What is being asked:
Answer with the number of lines in the listing below that contain the word "object", and nothing else.

Material:
╔══

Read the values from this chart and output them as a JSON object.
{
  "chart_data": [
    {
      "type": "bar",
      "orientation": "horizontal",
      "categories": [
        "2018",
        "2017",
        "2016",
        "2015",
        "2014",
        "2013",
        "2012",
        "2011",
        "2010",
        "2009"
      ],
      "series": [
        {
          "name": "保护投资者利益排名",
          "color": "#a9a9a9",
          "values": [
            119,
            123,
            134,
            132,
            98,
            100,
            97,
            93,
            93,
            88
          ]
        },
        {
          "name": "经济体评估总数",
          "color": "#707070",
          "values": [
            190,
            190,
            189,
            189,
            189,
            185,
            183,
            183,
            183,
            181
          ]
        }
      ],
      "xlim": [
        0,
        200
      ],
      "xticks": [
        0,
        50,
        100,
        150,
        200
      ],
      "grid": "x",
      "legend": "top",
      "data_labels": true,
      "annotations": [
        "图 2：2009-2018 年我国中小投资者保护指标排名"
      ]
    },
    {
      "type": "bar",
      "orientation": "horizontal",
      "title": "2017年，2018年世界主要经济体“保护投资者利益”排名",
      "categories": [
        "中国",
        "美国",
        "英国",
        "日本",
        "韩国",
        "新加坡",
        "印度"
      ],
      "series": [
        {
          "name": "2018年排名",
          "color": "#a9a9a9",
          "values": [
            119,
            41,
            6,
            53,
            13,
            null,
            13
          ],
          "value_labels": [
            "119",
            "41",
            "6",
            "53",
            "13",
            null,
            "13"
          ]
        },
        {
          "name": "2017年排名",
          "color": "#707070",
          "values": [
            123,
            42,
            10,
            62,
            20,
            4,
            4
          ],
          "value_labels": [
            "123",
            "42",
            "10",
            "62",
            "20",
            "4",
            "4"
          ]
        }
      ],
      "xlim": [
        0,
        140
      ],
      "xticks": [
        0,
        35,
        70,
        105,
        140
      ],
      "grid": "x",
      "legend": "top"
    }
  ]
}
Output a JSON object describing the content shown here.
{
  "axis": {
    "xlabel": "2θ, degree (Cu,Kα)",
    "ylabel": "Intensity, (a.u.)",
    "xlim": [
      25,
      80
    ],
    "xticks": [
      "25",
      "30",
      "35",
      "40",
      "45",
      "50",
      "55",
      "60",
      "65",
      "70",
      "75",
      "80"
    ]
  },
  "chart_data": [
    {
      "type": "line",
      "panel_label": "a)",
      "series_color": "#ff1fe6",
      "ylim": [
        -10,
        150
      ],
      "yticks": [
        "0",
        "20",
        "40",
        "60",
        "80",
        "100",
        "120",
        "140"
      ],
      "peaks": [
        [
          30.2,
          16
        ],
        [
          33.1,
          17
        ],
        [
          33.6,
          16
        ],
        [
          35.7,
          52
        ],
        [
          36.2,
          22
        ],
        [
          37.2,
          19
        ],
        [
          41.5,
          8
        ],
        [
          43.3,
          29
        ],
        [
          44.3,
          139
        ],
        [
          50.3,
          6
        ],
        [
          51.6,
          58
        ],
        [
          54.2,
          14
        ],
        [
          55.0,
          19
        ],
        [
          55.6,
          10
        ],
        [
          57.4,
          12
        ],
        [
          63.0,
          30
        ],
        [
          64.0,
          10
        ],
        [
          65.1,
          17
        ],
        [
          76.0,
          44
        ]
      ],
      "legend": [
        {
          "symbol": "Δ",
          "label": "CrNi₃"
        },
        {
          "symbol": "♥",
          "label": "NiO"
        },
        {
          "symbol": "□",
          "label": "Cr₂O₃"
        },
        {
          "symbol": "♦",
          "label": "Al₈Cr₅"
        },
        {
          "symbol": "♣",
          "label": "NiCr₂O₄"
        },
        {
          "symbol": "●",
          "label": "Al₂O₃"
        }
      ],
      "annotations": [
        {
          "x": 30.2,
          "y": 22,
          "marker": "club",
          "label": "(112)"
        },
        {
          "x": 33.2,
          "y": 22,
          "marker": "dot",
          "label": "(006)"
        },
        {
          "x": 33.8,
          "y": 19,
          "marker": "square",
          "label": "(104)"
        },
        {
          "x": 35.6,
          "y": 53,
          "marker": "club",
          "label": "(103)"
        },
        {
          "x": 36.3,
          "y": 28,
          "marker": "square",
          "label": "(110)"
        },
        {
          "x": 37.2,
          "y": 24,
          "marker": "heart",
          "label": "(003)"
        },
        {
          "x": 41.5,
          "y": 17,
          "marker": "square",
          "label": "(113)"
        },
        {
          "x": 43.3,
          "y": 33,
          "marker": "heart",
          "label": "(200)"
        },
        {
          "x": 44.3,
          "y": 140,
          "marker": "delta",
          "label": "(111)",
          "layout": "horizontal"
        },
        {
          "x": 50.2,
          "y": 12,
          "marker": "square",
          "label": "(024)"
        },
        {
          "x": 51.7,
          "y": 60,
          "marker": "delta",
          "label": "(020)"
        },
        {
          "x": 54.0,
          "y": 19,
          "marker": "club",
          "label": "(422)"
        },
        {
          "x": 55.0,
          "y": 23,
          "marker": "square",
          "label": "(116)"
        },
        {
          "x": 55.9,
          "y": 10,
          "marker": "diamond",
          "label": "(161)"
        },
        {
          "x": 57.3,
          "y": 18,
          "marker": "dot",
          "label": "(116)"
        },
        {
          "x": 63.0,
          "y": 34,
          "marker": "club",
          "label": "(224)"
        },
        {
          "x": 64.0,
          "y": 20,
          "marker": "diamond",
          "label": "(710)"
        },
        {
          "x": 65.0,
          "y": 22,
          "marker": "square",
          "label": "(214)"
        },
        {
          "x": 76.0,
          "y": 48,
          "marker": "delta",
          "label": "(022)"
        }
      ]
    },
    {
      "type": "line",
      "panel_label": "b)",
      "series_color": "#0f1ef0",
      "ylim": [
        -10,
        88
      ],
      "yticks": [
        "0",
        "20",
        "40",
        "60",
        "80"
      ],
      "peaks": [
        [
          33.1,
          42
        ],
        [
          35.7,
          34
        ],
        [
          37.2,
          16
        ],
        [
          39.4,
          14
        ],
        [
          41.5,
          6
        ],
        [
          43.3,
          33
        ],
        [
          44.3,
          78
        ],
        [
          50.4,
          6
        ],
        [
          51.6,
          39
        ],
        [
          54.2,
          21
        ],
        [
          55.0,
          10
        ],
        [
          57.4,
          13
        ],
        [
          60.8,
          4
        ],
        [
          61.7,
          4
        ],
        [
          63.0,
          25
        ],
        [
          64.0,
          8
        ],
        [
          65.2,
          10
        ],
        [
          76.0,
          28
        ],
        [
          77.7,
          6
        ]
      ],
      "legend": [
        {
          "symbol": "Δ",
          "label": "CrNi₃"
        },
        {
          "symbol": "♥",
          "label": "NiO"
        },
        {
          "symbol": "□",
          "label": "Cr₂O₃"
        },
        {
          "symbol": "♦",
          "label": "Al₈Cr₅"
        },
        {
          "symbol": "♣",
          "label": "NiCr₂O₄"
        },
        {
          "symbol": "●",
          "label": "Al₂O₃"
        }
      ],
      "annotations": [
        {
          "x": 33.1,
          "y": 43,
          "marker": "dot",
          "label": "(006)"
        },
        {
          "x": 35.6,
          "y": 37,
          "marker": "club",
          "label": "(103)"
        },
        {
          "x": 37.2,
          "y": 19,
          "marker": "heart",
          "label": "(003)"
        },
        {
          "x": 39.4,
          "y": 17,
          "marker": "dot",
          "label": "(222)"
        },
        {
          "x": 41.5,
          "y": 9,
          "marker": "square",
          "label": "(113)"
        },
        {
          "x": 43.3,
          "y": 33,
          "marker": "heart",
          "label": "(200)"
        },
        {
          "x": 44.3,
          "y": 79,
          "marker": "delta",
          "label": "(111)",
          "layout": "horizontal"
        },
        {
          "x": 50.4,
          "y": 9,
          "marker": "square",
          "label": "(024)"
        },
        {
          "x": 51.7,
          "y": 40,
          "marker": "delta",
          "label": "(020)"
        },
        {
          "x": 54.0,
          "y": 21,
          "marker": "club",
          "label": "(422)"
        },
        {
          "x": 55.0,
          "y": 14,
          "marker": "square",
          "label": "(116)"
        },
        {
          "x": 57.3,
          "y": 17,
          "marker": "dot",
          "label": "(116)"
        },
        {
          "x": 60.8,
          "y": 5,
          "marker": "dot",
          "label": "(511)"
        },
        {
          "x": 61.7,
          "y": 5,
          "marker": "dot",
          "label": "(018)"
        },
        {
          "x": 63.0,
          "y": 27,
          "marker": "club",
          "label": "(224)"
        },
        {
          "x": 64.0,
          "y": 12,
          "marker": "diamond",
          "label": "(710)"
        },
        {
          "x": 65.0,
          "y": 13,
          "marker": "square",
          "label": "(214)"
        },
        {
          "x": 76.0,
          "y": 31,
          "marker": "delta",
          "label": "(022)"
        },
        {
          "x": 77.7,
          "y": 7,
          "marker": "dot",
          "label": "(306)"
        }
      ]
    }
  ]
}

╚══

Task solution:
2